Deelt u de mening dat het Italiaanse voorbeeld om het gebruik van het middel glyfosaat vlak voor de oogst en het gebruik van glyfosaat op zandgronden te verbieden in de landbouw navolging verdient, omdat deze toepassingen grote risico’s met zich meebrengen op uitspoeling van het landbouwgif? Zo nee, waarom niet? Zo ja, op welke wijze bent u van plan dit voorbeeld te volgen?
Ik heb uw Kamer recent geïnformeerd dat het Ctgb bij nieuwe toelatingen vanuit het oogpunt van goed landbouwkundig gebruik aandacht zal besteden aan de zogenoemde voor-oogst toepassingen van glyfosaat. Daarnaast geldt er in Nederland een verbod op het professioneel gebruik van gewasbeschermingsmiddelen, waaronder glyfosaat, op verhardingen. Dit verbod gaat vanaf 1 november 2017 ook gelden voor alle onverharde terreinen buiten de landbouw (Kamerstukken II 2015/16, 21 501–32, nr. 938).

(GETOONDE RIJEN):
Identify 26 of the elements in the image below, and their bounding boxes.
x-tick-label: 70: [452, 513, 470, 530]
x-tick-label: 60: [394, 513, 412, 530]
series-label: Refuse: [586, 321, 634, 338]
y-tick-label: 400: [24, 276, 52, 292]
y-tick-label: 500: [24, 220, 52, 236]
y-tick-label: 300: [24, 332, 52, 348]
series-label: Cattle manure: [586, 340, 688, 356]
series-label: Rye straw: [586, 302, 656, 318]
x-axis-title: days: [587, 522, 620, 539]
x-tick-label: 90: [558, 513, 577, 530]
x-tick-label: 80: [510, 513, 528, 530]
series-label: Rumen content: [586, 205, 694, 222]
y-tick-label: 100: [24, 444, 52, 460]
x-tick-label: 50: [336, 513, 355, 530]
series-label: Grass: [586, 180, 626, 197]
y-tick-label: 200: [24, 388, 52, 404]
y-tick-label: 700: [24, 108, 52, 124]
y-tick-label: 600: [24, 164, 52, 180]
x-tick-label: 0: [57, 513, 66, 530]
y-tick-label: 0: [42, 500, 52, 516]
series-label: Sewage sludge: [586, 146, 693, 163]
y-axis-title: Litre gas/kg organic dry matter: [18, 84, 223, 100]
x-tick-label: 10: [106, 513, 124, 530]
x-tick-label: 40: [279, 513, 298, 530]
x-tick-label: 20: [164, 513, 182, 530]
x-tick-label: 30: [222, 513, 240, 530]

(JOUW OPDRACHT):
Haal uit het fragment over glyfosaat woordelijk de passage van "Deelt u de mening" tot en met "501–32, nr. 938).".

(UITWERKING OPDRACHT):
Deelt u de mening dat het Italiaanse voorbeeld om het gebruik van het middel glyfosaat vlak voor de oogst en het gebruik van glyfosaat op zandgronden te verbieden in de landbouw navolging verdient, omdat deze toepassingen grote risico’s met zich meebrengen op uitspoeling van het landbouwgif? Zo nee, waarom niet? Zo ja, op welke wijze bent u van plan dit voorbeeld te volgen?
Ik heb uw Kamer recent geïnformeerd dat het Ctgb bij nieuwe toelatingen vanuit het oogpunt van goed landbouwkundig gebruik aandacht zal besteden aan de zogenoemde voor-oogst toepassingen van glyfosaat. Daarnaast geldt er in Nederland een verbod op het professioneel gebruik van gewasbeschermingsmiddelen, waaronder glyfosaat, op verhardingen. Dit verbod gaat vanaf 1 november 2017 ook gelden voor alle onverharde terreinen buiten de landbouw (Kamerstukken II 2015/16, 21 501–32, nr. 938).